§ OBJECTIVE
Copy each line below without leaving any out.
=======
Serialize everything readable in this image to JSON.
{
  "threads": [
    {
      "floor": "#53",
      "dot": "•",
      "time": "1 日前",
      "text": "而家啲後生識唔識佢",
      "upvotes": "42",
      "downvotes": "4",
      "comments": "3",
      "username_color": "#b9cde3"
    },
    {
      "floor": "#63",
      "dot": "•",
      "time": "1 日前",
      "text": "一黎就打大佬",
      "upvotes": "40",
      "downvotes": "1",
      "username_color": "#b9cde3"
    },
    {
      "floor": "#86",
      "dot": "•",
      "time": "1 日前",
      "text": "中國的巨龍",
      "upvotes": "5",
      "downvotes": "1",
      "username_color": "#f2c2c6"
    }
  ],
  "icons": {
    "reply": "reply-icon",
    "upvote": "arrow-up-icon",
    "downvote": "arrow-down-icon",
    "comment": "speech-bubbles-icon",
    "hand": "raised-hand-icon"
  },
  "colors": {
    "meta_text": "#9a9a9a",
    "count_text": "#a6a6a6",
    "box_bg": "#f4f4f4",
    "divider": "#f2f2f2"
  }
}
=======
§ RESPONSE
Serialize everything readable in this image to JSON.
{
  "threads": [
    {
      "floor": "#53",
      "dot": "•",
      "time": "1 日前",
      "text": "而家啲後生識唔識佢",
      "upvotes": "42",
      "downvotes": "4",
      "comments": "3",
      "username_color": "#b9cde3"
    },
    {
      "floor": "#63",
      "dot": "•",
      "time": "1 日前",
      "text": "一黎就打大佬",
      "upvotes": "40",
      "downvotes": "1",
      "username_color": "#b9cde3"
    },
    {
      "floor": "#86",
      "dot": "•",
      "time": "1 日前",
      "text": "中國的巨龍",
      "upvotes": "5",
      "downvotes": "1",
      "username_color": "#f2c2c6"
    }
  ],
  "icons": {
    "reply": "reply-icon",
    "upvote": "arrow-up-icon",
    "downvote": "arrow-down-icon",
    "comment": "speech-bubbles-icon",
    "hand": "raised-hand-icon"
  },
  "colors": {
    "meta_text": "#9a9a9a",
    "count_text": "#a6a6a6",
    "box_bg": "#f4f4f4",
    "divider": "#f2f2f2"
  }
}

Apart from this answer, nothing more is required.